Data provided:

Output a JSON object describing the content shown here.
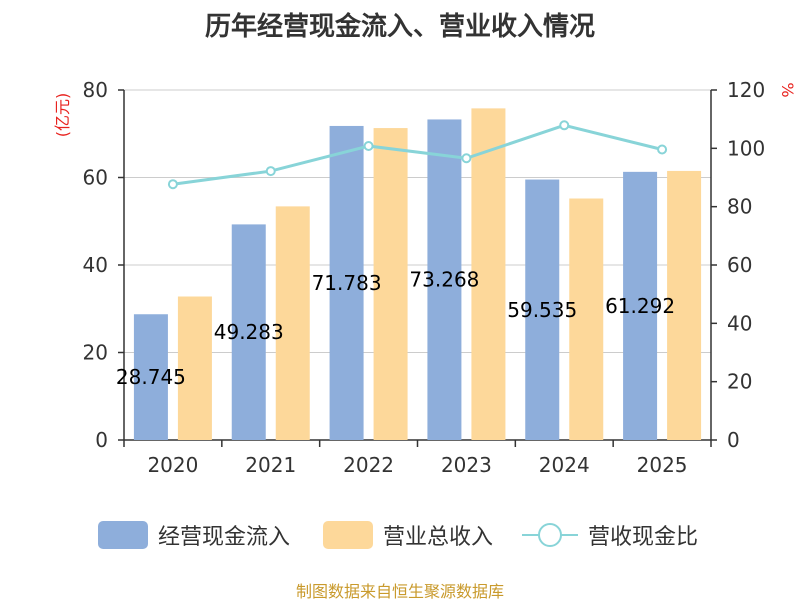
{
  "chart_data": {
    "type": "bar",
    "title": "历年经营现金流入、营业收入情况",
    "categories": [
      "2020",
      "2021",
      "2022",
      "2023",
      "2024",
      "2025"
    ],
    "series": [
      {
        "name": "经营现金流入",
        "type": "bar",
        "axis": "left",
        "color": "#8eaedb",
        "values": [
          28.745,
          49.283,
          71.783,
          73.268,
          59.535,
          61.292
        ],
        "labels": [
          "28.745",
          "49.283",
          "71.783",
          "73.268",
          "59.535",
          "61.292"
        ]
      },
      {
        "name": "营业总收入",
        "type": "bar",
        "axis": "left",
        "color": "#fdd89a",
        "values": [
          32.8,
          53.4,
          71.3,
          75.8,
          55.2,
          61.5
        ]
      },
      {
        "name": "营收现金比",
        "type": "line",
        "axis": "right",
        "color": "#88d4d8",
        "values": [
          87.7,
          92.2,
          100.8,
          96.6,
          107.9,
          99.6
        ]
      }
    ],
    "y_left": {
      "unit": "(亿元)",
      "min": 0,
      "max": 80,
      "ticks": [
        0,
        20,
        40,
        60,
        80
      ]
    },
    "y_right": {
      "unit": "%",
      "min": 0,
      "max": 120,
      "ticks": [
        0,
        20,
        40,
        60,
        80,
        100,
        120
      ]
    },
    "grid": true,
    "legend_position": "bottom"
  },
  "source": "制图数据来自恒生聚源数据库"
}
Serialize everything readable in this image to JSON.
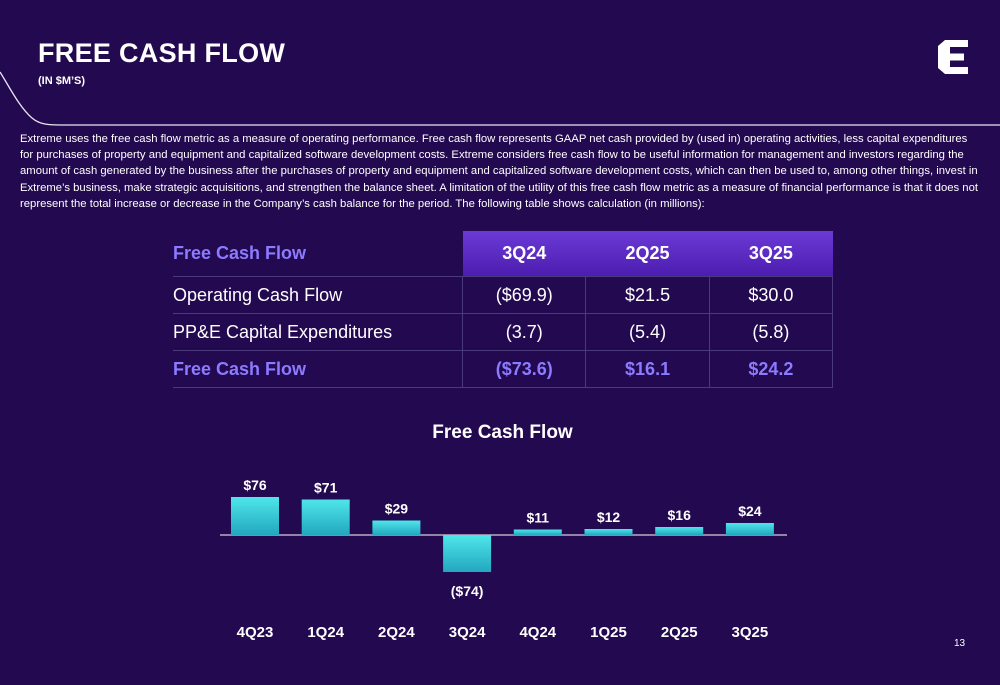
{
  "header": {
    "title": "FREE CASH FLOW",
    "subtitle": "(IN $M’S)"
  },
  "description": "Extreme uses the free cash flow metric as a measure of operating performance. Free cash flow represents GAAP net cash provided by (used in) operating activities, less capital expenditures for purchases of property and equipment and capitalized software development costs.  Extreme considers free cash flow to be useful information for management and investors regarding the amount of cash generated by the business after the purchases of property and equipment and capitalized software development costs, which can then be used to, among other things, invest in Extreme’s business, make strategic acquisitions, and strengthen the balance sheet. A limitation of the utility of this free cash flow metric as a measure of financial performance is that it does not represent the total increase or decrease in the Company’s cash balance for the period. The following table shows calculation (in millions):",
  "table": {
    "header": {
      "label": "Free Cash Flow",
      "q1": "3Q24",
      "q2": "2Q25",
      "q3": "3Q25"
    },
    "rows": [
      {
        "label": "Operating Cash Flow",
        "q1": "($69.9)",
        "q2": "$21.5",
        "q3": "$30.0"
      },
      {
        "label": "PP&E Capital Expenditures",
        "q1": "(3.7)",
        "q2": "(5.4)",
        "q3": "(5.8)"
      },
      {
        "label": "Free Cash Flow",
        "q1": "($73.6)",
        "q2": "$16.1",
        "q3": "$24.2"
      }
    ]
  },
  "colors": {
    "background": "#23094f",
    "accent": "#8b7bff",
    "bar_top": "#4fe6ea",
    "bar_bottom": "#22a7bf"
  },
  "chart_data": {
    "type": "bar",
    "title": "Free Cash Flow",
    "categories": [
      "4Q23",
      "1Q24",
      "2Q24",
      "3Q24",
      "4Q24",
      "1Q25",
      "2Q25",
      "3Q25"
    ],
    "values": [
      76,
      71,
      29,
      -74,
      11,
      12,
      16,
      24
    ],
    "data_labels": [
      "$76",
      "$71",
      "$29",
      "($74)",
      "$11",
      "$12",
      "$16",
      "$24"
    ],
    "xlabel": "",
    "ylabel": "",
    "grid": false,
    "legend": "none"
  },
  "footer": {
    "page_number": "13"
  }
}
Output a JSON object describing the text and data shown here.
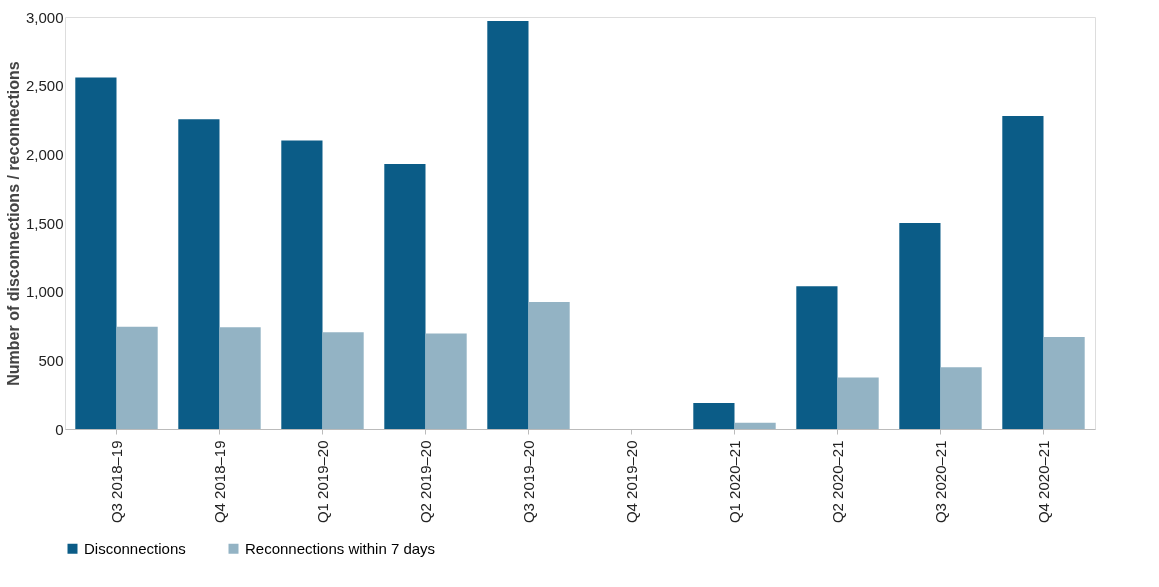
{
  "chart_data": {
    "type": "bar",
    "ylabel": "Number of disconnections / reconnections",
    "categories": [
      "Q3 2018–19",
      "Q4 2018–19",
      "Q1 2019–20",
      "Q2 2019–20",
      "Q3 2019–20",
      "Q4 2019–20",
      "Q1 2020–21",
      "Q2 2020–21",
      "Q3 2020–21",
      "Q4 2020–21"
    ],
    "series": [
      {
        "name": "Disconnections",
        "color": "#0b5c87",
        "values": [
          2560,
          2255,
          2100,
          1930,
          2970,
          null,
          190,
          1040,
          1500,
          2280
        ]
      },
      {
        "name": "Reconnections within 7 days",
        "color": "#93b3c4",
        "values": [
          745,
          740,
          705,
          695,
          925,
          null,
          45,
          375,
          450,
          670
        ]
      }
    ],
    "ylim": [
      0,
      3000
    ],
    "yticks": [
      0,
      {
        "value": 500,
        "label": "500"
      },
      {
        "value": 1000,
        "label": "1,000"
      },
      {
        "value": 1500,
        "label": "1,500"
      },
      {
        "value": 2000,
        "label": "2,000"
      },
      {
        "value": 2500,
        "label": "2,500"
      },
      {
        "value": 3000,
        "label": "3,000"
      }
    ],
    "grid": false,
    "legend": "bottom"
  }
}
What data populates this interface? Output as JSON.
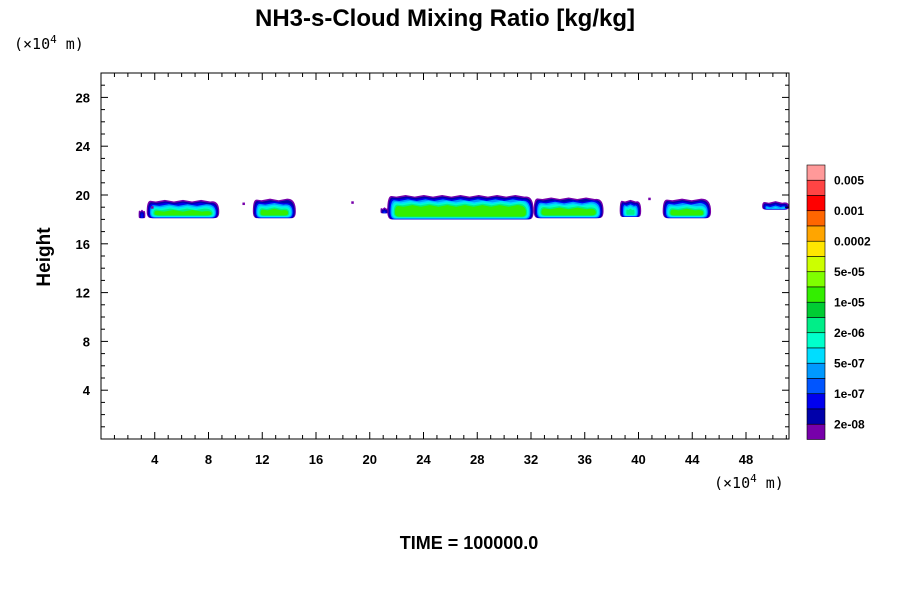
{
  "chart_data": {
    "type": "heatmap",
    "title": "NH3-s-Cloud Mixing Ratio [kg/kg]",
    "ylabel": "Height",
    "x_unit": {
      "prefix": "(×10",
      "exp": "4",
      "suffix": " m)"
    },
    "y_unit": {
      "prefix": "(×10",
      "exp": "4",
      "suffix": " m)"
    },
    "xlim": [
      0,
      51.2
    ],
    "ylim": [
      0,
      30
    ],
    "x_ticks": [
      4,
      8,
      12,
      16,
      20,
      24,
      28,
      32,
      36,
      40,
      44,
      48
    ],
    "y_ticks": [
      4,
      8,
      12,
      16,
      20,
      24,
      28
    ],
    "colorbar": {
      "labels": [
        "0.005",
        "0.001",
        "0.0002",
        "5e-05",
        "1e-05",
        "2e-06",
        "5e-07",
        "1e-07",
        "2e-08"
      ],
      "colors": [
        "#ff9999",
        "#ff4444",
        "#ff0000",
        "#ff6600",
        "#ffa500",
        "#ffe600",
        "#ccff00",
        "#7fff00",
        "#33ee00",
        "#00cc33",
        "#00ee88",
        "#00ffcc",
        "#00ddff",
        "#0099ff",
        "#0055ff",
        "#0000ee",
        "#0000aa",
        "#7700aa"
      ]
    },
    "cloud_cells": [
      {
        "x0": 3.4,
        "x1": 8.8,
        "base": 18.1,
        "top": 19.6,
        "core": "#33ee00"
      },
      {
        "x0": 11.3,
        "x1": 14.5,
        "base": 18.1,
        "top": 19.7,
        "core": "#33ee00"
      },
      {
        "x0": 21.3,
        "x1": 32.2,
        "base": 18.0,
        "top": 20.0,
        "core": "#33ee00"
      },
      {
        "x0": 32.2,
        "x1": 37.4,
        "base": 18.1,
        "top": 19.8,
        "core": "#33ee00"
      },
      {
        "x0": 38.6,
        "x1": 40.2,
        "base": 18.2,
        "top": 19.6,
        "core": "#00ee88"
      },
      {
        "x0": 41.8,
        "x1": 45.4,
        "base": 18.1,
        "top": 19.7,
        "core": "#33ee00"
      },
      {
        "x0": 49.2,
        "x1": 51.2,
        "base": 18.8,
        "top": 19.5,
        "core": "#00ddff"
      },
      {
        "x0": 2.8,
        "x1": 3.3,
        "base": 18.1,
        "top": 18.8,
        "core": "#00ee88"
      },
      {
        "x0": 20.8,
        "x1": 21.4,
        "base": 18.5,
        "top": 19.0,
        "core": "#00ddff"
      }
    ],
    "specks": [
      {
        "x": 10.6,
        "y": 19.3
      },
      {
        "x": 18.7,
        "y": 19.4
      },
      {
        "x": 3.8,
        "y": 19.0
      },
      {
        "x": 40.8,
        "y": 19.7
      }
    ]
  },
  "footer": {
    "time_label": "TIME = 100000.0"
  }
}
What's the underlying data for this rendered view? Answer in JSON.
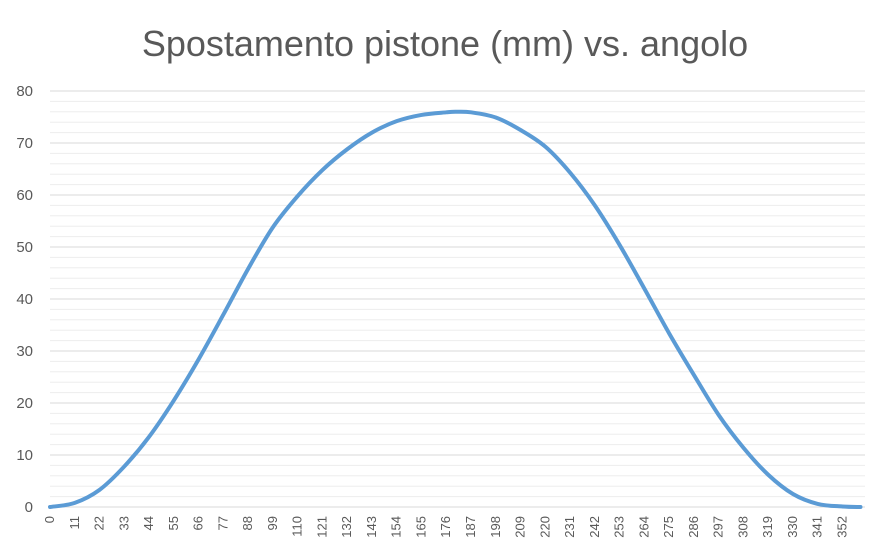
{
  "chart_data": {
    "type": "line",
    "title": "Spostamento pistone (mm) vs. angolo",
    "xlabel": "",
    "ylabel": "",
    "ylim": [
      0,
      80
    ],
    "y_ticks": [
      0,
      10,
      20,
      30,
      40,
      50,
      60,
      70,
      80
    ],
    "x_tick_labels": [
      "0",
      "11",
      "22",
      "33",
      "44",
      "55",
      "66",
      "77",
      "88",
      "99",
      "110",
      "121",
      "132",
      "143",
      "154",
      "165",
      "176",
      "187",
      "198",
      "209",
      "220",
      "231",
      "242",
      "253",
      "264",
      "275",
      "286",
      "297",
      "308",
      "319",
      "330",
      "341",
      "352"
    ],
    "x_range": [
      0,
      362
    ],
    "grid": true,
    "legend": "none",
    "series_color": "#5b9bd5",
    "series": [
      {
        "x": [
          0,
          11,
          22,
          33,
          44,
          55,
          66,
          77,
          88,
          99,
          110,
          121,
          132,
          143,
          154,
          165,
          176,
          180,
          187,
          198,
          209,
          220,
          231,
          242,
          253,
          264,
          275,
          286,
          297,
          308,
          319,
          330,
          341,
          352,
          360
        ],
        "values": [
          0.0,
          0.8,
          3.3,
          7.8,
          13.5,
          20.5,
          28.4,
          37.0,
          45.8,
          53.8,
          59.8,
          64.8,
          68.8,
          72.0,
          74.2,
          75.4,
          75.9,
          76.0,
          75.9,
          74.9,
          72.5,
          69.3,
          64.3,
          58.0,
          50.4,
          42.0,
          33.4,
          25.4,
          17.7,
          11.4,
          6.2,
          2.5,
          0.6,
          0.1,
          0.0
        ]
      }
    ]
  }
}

Work instructions:
Locate all lines in the listing above with the word "What" and copy them.

Answer to this problem:
What data populates this interface? Output as JSON.
What's the underlying data for this rendered view? Answer in JSON.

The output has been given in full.